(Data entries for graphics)
***
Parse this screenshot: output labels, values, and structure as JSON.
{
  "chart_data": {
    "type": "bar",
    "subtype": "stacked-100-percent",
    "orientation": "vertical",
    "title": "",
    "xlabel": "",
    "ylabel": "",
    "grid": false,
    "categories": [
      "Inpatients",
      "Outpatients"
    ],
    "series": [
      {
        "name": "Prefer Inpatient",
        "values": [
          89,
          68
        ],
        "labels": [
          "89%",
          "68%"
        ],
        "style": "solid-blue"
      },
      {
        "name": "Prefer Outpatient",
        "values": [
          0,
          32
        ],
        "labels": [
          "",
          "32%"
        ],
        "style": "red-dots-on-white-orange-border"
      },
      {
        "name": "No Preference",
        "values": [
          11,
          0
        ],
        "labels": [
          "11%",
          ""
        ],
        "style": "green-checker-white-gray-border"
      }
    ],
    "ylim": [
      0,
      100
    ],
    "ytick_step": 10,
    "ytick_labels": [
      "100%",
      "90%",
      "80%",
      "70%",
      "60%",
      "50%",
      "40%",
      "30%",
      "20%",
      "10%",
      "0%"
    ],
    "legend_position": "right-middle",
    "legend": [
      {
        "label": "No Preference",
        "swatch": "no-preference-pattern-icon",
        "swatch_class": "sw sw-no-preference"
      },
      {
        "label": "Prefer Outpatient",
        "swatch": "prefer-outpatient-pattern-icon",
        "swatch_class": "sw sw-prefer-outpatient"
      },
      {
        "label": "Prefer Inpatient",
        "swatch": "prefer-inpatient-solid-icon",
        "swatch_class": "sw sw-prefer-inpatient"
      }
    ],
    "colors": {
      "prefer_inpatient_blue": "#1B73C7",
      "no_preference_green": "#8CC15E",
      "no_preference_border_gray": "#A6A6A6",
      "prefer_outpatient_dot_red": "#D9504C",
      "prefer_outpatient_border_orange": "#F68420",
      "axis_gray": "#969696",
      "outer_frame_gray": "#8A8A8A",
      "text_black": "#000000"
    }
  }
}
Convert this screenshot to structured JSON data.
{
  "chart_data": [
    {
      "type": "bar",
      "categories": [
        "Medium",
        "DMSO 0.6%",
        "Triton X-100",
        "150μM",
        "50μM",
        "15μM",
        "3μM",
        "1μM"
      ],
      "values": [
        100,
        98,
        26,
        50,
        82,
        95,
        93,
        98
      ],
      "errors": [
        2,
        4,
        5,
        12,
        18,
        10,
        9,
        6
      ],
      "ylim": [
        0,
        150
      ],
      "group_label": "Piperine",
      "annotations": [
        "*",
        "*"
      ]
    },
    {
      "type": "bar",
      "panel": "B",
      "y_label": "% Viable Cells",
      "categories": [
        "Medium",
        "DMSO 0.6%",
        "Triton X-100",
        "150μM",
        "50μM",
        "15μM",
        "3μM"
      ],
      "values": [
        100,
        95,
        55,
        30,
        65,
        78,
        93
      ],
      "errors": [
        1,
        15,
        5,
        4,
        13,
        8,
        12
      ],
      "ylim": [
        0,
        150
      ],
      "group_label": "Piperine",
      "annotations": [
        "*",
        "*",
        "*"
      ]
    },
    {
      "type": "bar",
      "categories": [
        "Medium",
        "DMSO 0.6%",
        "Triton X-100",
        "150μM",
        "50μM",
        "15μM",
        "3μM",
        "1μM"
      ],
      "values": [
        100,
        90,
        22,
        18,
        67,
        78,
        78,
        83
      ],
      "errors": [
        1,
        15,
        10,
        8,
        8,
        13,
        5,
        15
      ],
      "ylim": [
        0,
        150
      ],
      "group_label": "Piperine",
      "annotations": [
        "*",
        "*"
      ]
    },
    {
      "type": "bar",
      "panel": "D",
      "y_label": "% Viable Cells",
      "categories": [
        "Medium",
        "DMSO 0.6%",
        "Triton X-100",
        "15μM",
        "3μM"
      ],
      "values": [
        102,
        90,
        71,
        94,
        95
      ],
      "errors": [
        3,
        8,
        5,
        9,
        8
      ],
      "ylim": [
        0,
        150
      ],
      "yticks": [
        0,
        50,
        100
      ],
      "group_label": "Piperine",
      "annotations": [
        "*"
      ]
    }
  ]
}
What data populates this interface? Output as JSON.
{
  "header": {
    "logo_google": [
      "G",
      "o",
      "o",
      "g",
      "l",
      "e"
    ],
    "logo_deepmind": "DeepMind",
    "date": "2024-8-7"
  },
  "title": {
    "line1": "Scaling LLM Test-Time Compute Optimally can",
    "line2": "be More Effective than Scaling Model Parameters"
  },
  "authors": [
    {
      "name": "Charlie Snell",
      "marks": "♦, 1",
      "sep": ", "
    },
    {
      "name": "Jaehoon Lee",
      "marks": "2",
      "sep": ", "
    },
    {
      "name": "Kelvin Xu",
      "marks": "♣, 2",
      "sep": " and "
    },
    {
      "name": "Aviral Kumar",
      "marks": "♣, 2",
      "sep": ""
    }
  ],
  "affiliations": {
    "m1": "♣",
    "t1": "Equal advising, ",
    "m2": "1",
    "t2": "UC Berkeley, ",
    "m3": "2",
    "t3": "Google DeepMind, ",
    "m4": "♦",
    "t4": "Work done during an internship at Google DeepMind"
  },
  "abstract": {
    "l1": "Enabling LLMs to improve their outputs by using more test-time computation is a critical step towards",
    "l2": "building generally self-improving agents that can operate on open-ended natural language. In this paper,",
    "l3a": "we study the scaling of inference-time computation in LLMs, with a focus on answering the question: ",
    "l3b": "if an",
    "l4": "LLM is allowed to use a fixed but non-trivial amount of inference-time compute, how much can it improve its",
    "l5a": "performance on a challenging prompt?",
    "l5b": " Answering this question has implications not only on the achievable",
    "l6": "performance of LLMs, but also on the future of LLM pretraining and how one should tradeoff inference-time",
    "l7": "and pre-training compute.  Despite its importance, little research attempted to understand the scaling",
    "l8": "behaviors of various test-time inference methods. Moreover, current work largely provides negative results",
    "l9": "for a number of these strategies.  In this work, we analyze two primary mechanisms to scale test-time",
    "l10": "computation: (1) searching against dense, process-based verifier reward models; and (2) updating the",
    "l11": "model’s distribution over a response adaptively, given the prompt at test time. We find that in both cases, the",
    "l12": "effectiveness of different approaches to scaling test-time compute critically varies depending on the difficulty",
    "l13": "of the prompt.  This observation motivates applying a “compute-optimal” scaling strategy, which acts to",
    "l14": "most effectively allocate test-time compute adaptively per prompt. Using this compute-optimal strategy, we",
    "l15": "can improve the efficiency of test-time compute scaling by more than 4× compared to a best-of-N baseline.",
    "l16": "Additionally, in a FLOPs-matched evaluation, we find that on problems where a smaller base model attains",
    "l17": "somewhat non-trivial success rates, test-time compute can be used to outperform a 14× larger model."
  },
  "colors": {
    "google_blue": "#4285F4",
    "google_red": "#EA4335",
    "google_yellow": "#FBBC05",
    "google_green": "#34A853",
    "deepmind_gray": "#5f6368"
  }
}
***
_Work to be completed_.
Nothing should be dropped or changed, so repeat all of the entries exactly.

_Reply to the task_.
Parse this screenshot: output labels, values, and structure as JSON.
{
  "chart_data": {
    "type": "bar",
    "subtype": "stacked-100-percent",
    "orientation": "vertical",
    "title": "",
    "xlabel": "",
    "ylabel": "",
    "grid": false,
    "categories": [
      "Inpatients",
      "Outpatients"
    ],
    "series": [
      {
        "name": "Prefer Inpatient",
        "values": [
          89,
          68
        ],
        "labels": [
          "89%",
          "68%"
        ],
        "style": "solid-blue"
      },
      {
        "name": "Prefer Outpatient",
        "values": [
          0,
          32
        ],
        "labels": [
          "",
          "32%"
        ],
        "style": "red-dots-on-white-orange-border"
      },
      {
        "name": "No Preference",
        "values": [
          11,
          0
        ],
        "labels": [
          "11%",
          ""
        ],
        "style": "green-checker-white-gray-border"
      }
    ],
    "ylim": [
      0,
      100
    ],
    "ytick_step": 10,
    "ytick_labels": [
      "100%",
      "90%",
      "80%",
      "70%",
      "60%",
      "50%",
      "40%",
      "30%",
      "20%",
      "10%",
      "0%"
    ],
    "legend_position": "right-middle",
    "legend": [
      {
        "label": "No Preference",
        "swatch": "no-preference-pattern-icon",
        "swatch_class": "sw sw-no-preference"
      },
      {
        "label": "Prefer Outpatient",
        "swatch": "prefer-outpatient-pattern-icon",
        "swatch_class": "sw sw-prefer-outpatient"
      },
      {
        "label": "Prefer Inpatient",
        "swatch": "prefer-inpatient-solid-icon",
        "swatch_class": "sw sw-prefer-inpatient"
      }
    ],
    "colors": {
      "prefer_inpatient_blue": "#1B73C7",
      "no_preference_green": "#8CC15E",
      "no_preference_border_gray": "#A6A6A6",
      "prefer_outpatient_dot_red": "#D9504C",
      "prefer_outpatient_border_orange": "#F68420",
      "axis_gray": "#969696",
      "outer_frame_gray": "#8A8A8A",
      "text_black": "#000000"
    }
  }
}
Convert this screenshot to structured JSON data.
{
  "chart_data": [
    {
      "type": "bar",
      "categories": [
        "Medium",
        "DMSO 0.6%",
        "Triton X-100",
        "150μM",
        "50μM",
        "15μM",
        "3μM",
        "1μM"
      ],
      "values": [
        100,
        98,
        26,
        50,
        82,
        95,
        93,
        98
      ],
      "errors": [
        2,
        4,
        5,
        12,
        18,
        10,
        9,
        6
      ],
      "ylim": [
        0,
        150
      ],
      "group_label": "Piperine",
      "annotations": [
        "*",
        "*"
      ]
    },
    {
      "type": "bar",
      "panel": "B",
      "y_label": "% Viable Cells",
      "categories": [
        "Medium",
        "DMSO 0.6%",
        "Triton X-100",
        "150μM",
        "50μM",
        "15μM",
        "3μM"
      ],
      "values": [
        100,
        95,
        55,
        30,
        65,
        78,
        93
      ],
      "errors": [
        1,
        15,
        5,
        4,
        13,
        8,
        12
      ],
      "ylim": [
        0,
        150
      ],
      "group_label": "Piperine",
      "annotations": [
        "*",
        "*",
        "*"
      ]
    },
    {
      "type": "bar",
      "categories": [
        "Medium",
        "DMSO 0.6%",
        "Triton X-100",
        "150μM",
        "50μM",
        "15μM",
        "3μM",
        "1μM"
      ],
      "values": [
        100,
        90,
        22,
        18,
        67,
        78,
        78,
        83
      ],
      "errors": [
        1,
        15,
        10,
        8,
        8,
        13,
        5,
        15
      ],
      "ylim": [
        0,
        150
      ],
      "group_label": "Piperine",
      "annotations": [
        "*",
        "*"
      ]
    },
    {
      "type": "bar",
      "panel": "D",
      "y_label": "% Viable Cells",
      "categories": [
        "Medium",
        "DMSO 0.6%",
        "Triton X-100",
        "15μM",
        "3μM"
      ],
      "values": [
        102,
        90,
        71,
        94,
        95
      ],
      "errors": [
        3,
        8,
        5,
        9,
        8
      ],
      "ylim": [
        0,
        150
      ],
      "yticks": [
        0,
        50,
        100
      ],
      "group_label": "Piperine",
      "annotations": [
        "*"
      ]
    }
  ]
}
What data populates this interface? Output as JSON.
{
  "header": {
    "logo_google": [
      "G",
      "o",
      "o",
      "g",
      "l",
      "e"
    ],
    "logo_deepmind": "DeepMind",
    "date": "2024-8-7"
  },
  "title": {
    "line1": "Scaling LLM Test-Time Compute Optimally can",
    "line2": "be More Effective than Scaling Model Parameters"
  },
  "authors": [
    {
      "name": "Charlie Snell",
      "marks": "♦, 1",
      "sep": ", "
    },
    {
      "name": "Jaehoon Lee",
      "marks": "2",
      "sep": ", "
    },
    {
      "name": "Kelvin Xu",
      "marks": "♣, 2",
      "sep": " and "
    },
    {
      "name": "Aviral Kumar",
      "marks": "♣, 2",
      "sep": ""
    }
  ],
  "affiliations": {
    "m1": "♣",
    "t1": "Equal advising, ",
    "m2": "1",
    "t2": "UC Berkeley, ",
    "m3": "2",
    "t3": "Google DeepMind, ",
    "m4": "♦",
    "t4": "Work done during an internship at Google DeepMind"
  },
  "abstract": {
    "l1": "Enabling LLMs to improve their outputs by using more test-time computation is a critical step towards",
    "l2": "building generally self-improving agents that can operate on open-ended natural language. In this paper,",
    "l3a": "we study the scaling of inference-time computation in LLMs, with a focus on answering the question: ",
    "l3b": "if an",
    "l4": "LLM is allowed to use a fixed but non-trivial amount of inference-time compute, how much can it improve its",
    "l5a": "performance on a challenging prompt?",
    "l5b": " Answering this question has implications not only on the achievable",
    "l6": "performance of LLMs, but also on the future of LLM pretraining and how one should tradeoff inference-time",
    "l7": "and pre-training compute.  Despite its importance, little research attempted to understand the scaling",
    "l8": "behaviors of various test-time inference methods. Moreover, current work largely provides negative results",
    "l9": "for a number of these strategies.  In this work, we analyze two primary mechanisms to scale test-time",
    "l10": "computation: (1) searching against dense, process-based verifier reward models; and (2) updating the",
    "l11": "model’s distribution over a response adaptively, given the prompt at test time. We find that in both cases, the",
    "l12": "effectiveness of different approaches to scaling test-time compute critically varies depending on the difficulty",
    "l13": "of the prompt.  This observation motivates applying a “compute-optimal” scaling strategy, which acts to",
    "l14": "most effectively allocate test-time compute adaptively per prompt. Using this compute-optimal strategy, we",
    "l15": "can improve the efficiency of test-time compute scaling by more than 4× compared to a best-of-N baseline.",
    "l16": "Additionally, in a FLOPs-matched evaluation, we find that on problems where a smaller base model attains",
    "l17": "somewhat non-trivial success rates, test-time compute can be used to outperform a 14× larger model."
  },
  "colors": {
    "google_blue": "#4285F4",
    "google_red": "#EA4335",
    "google_yellow": "#FBBC05",
    "google_green": "#34A853",
    "deepmind_gray": "#5f6368"
  }
}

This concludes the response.